Set task: Locate and copy each line in the data that contains the word "name".

Records supplied:
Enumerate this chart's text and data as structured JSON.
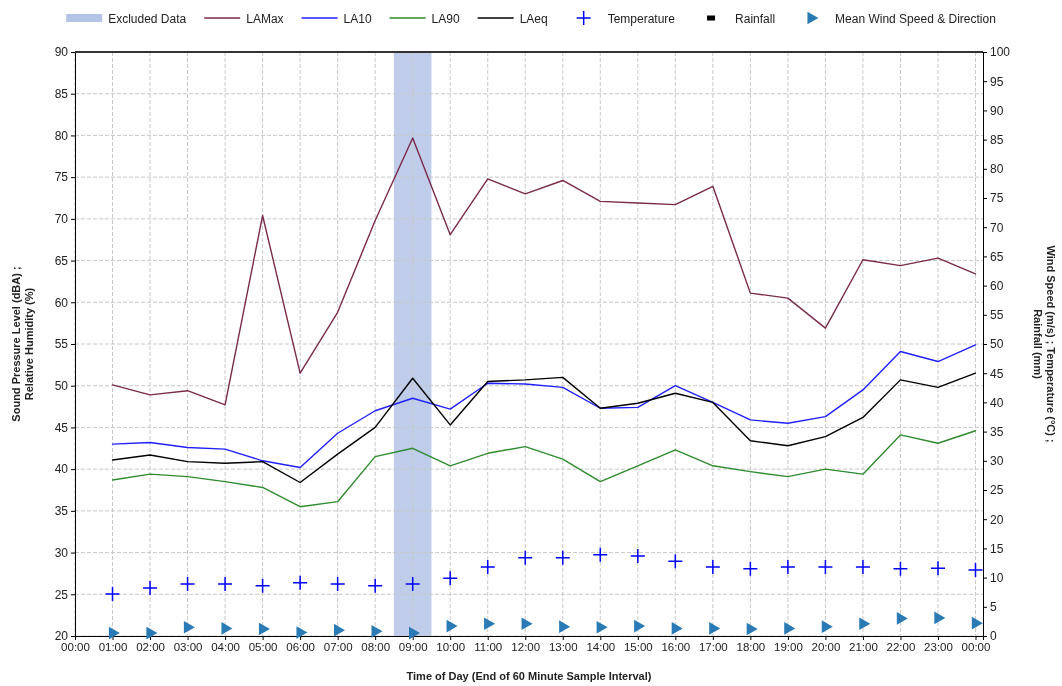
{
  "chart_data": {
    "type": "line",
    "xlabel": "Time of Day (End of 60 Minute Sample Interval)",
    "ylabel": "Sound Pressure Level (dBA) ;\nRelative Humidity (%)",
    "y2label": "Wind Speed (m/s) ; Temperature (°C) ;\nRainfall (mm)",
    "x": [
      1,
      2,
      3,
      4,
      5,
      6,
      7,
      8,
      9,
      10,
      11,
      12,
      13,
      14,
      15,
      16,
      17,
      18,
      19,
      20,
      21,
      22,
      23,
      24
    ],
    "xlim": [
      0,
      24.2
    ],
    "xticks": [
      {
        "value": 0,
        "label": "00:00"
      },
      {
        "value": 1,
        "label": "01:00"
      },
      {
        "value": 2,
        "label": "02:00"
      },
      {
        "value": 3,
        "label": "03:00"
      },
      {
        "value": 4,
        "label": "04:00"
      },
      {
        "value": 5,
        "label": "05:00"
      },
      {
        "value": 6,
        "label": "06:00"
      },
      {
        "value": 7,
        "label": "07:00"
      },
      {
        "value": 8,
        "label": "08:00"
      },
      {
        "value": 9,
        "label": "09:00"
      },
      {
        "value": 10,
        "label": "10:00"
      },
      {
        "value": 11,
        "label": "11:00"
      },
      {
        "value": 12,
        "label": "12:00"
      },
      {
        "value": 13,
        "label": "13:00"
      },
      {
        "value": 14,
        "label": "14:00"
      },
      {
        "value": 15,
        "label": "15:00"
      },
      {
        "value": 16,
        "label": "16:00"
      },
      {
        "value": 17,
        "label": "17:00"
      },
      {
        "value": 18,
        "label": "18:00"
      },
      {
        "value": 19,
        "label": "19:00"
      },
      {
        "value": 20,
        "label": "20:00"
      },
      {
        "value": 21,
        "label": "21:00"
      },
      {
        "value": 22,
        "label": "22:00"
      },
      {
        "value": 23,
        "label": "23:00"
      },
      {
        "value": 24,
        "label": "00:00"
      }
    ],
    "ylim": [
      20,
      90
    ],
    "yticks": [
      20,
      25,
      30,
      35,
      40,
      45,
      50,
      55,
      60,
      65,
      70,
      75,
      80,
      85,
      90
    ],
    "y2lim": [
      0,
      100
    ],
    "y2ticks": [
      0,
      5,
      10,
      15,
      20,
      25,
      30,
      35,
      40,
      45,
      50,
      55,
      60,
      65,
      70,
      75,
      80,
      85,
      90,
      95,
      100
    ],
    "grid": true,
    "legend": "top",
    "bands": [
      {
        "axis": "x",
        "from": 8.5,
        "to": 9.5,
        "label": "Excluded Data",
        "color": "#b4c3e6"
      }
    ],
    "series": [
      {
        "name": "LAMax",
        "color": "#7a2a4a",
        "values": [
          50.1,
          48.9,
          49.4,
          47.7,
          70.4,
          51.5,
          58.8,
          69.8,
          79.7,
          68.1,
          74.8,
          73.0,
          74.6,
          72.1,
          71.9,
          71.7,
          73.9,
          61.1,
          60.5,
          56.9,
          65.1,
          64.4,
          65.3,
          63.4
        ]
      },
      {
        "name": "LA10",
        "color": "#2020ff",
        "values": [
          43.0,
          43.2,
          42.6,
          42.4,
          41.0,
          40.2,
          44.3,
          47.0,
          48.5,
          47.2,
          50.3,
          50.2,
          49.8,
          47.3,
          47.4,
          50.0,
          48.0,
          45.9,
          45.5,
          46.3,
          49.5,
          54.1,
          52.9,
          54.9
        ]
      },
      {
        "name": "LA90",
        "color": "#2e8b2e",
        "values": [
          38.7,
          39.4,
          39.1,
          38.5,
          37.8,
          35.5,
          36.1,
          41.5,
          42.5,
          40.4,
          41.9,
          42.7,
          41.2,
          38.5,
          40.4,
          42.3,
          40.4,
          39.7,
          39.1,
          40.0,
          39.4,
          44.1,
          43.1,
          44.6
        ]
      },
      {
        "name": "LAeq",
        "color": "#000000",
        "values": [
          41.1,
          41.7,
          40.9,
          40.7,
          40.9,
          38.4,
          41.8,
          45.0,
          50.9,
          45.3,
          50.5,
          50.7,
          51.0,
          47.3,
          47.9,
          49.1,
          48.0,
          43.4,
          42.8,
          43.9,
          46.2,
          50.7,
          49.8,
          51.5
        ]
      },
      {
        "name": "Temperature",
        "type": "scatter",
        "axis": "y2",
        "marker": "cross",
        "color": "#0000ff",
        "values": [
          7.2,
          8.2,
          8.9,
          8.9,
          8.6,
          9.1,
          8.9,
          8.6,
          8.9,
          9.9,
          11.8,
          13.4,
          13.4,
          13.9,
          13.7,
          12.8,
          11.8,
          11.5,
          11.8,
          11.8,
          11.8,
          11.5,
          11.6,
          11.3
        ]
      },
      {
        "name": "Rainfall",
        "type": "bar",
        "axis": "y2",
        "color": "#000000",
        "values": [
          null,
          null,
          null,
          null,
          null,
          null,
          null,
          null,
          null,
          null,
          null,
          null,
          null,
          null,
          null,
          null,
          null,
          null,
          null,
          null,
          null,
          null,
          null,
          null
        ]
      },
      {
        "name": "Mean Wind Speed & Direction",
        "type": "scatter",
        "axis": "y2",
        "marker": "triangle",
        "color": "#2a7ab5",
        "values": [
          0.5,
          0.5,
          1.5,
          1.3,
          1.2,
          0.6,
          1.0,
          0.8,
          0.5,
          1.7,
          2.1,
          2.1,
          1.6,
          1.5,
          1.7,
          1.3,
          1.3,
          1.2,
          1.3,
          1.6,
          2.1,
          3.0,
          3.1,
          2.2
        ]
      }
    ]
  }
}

* * *

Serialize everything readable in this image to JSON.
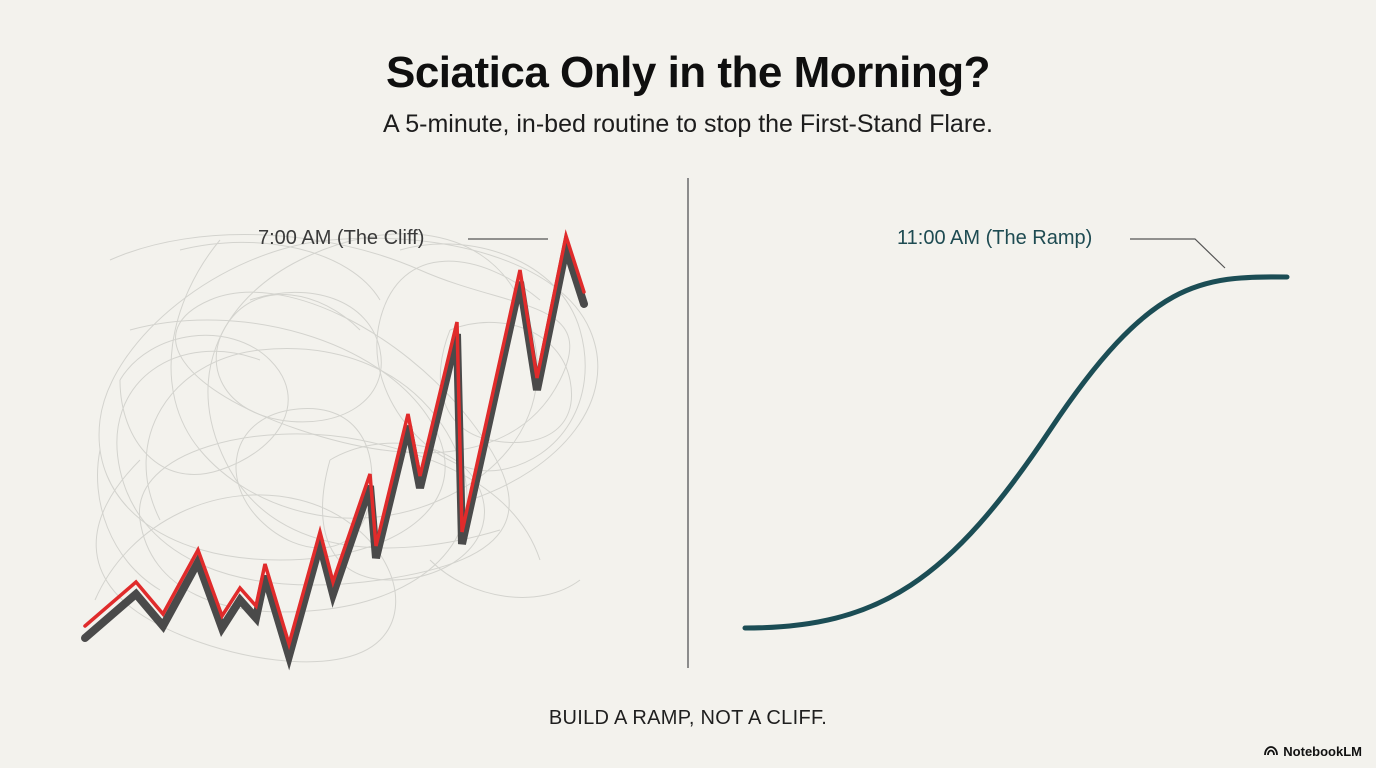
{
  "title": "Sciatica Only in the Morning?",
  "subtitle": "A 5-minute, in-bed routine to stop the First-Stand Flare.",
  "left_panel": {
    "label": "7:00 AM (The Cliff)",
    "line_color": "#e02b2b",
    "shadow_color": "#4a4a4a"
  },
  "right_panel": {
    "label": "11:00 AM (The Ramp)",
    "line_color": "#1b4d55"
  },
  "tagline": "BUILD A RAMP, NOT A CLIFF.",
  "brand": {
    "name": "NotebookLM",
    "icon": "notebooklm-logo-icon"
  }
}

Written answer:
        "name": "LAMax",
        "name": "LA10",
        "name": "LA90",
        "name": "LAeq",
        "name": "Temperature",
        "name": "Rainfall",
        "name": "Mean Wind Speed & Direction",
    "name": "NotebookLM",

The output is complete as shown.